:: MATERIAL SHOWN

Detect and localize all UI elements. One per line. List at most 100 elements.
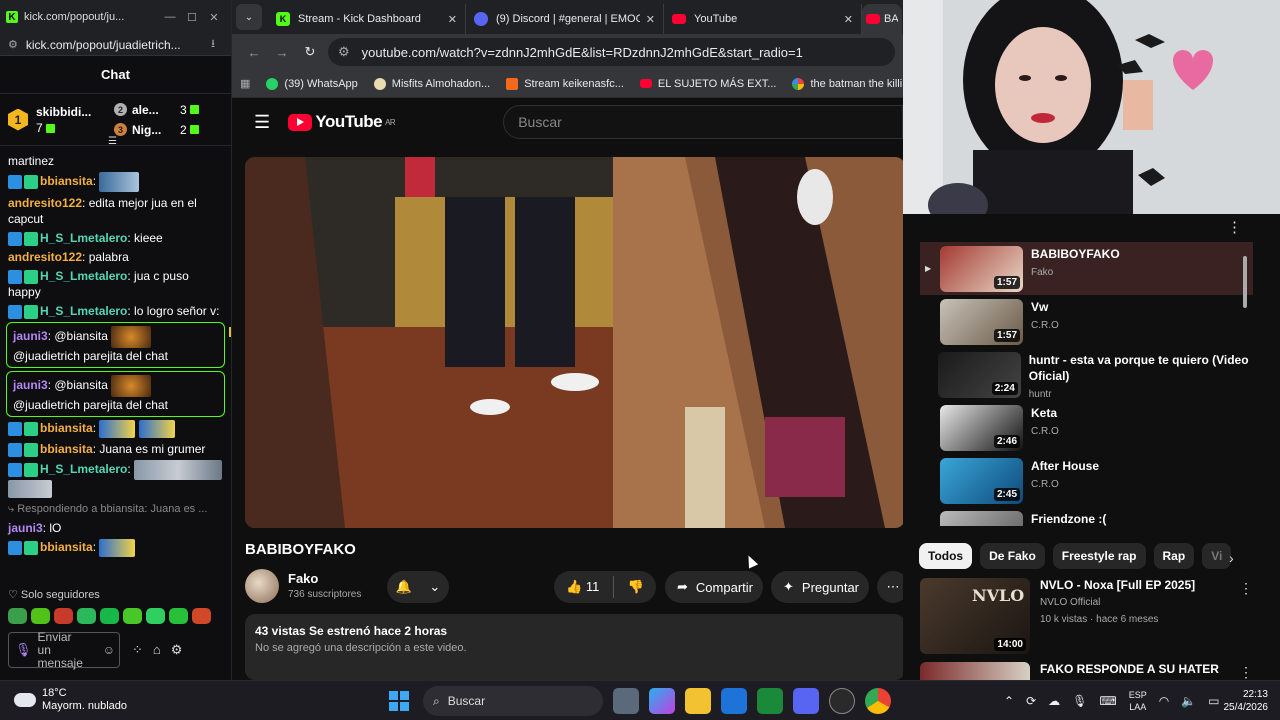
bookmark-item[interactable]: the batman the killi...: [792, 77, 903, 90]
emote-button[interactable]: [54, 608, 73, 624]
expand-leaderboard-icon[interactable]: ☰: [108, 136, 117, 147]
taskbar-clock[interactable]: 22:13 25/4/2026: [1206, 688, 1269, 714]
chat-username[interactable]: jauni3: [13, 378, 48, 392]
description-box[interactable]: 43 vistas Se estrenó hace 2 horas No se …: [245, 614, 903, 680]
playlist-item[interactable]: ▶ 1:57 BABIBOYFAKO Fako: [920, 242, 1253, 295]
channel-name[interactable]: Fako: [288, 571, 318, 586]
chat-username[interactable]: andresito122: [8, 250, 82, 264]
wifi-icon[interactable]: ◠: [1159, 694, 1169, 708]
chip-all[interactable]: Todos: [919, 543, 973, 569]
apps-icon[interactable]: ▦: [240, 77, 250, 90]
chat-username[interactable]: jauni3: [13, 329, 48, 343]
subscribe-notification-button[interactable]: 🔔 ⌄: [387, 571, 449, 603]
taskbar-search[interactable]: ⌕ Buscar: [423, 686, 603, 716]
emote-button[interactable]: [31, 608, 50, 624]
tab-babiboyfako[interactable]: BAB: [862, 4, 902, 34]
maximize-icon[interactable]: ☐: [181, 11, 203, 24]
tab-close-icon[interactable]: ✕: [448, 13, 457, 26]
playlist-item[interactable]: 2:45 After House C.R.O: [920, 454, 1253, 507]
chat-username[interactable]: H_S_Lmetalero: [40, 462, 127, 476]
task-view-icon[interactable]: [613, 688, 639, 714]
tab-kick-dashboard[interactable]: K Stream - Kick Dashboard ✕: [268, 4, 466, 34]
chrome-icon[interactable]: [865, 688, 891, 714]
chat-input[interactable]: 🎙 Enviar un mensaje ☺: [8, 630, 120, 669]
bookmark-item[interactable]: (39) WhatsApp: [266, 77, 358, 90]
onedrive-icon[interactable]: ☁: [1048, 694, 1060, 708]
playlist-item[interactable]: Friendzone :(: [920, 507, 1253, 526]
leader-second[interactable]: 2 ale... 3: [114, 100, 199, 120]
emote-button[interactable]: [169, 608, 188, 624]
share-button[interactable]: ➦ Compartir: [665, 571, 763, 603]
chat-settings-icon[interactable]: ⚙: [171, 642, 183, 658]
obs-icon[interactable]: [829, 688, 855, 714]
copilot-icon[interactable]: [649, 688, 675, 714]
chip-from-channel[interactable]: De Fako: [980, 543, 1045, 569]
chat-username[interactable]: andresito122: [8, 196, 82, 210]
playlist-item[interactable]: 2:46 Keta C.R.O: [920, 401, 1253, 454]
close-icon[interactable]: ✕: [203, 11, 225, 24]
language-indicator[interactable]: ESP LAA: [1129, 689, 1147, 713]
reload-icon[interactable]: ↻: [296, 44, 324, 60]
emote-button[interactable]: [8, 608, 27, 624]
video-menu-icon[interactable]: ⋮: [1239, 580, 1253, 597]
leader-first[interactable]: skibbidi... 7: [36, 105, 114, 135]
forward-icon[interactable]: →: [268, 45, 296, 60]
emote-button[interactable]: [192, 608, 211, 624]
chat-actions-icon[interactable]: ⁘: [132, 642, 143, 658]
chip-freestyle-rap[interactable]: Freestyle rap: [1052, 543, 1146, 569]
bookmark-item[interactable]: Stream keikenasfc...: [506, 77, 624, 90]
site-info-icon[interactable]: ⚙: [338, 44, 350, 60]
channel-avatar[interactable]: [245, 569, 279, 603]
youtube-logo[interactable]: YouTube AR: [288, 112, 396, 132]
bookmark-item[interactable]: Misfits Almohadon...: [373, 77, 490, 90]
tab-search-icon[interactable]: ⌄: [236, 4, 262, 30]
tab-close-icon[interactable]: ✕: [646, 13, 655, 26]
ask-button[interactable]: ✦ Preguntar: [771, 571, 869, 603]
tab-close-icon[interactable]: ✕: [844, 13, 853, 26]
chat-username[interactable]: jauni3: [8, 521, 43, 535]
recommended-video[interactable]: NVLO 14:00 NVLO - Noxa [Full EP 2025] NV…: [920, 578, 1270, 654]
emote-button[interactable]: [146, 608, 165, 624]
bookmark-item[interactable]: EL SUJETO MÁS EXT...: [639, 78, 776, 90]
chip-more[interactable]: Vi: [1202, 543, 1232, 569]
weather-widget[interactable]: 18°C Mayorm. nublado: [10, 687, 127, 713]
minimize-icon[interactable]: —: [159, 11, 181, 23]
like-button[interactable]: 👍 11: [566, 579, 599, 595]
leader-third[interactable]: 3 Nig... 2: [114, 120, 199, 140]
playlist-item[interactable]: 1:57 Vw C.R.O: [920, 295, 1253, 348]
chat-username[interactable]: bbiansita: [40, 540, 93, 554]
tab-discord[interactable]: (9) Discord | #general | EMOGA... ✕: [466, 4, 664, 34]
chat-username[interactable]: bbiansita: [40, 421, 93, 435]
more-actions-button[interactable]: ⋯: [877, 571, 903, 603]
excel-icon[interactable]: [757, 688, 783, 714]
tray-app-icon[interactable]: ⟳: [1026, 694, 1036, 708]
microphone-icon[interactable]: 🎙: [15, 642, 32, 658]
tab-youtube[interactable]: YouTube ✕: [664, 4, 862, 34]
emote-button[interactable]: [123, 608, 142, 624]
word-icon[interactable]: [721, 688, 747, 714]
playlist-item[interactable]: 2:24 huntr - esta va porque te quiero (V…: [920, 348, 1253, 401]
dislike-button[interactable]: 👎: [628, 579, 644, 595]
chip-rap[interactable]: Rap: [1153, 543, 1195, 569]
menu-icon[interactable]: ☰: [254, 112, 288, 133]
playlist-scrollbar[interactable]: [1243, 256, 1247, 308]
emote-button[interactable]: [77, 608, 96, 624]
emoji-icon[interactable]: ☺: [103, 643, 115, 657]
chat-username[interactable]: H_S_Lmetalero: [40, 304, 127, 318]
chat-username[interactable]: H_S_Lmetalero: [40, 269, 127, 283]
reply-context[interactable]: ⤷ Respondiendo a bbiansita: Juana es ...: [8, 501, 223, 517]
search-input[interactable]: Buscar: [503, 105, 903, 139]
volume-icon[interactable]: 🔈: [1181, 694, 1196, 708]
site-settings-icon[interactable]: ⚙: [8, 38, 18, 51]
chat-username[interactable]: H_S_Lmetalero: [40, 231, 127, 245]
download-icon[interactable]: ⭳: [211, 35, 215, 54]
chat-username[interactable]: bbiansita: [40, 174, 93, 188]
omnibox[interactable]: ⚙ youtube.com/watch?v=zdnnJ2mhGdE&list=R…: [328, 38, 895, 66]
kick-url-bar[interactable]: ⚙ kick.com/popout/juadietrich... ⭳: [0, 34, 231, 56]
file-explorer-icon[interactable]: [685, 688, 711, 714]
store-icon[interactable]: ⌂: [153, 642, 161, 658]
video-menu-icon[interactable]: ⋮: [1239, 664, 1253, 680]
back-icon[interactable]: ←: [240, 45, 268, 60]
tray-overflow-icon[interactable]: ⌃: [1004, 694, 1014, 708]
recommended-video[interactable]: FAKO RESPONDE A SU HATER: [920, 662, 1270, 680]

::::

OBJECTIVE => Copy the listing lines from the one containing "bookmark-item[interactable]: the batman" through the one containing "emote-button[interactable]: [31, 608, 50, 624]", including both of those lines.

SOLUTION FOR THIS TASK =>
bookmark-item[interactable]: the batman the killi...: [792, 77, 903, 90]
emote-button[interactable]: [54, 608, 73, 624]
expand-leaderboard-icon[interactable]: ☰: [108, 136, 117, 147]
taskbar-clock[interactable]: 22:13 25/4/2026: [1206, 688, 1269, 714]
chat-username[interactable]: jauni3: [13, 378, 48, 392]
description-box[interactable]: 43 vistas Se estrenó hace 2 horas No se …: [245, 614, 903, 680]
playlist-item[interactable]: ▶ 1:57 BABIBOYFAKO Fako: [920, 242, 1253, 295]
channel-name[interactable]: Fako: [288, 571, 318, 586]
chat-username[interactable]: andresito122: [8, 250, 82, 264]
wifi-icon[interactable]: ◠: [1159, 694, 1169, 708]
chip-all[interactable]: Todos: [919, 543, 973, 569]
apps-icon[interactable]: ▦: [240, 77, 250, 90]
chat-username[interactable]: jauni3: [13, 329, 48, 343]
subscribe-notification-button[interactable]: 🔔 ⌄: [387, 571, 449, 603]
taskbar-search[interactable]: ⌕ Buscar: [423, 686, 603, 716]
emote-button[interactable]: [31, 608, 50, 624]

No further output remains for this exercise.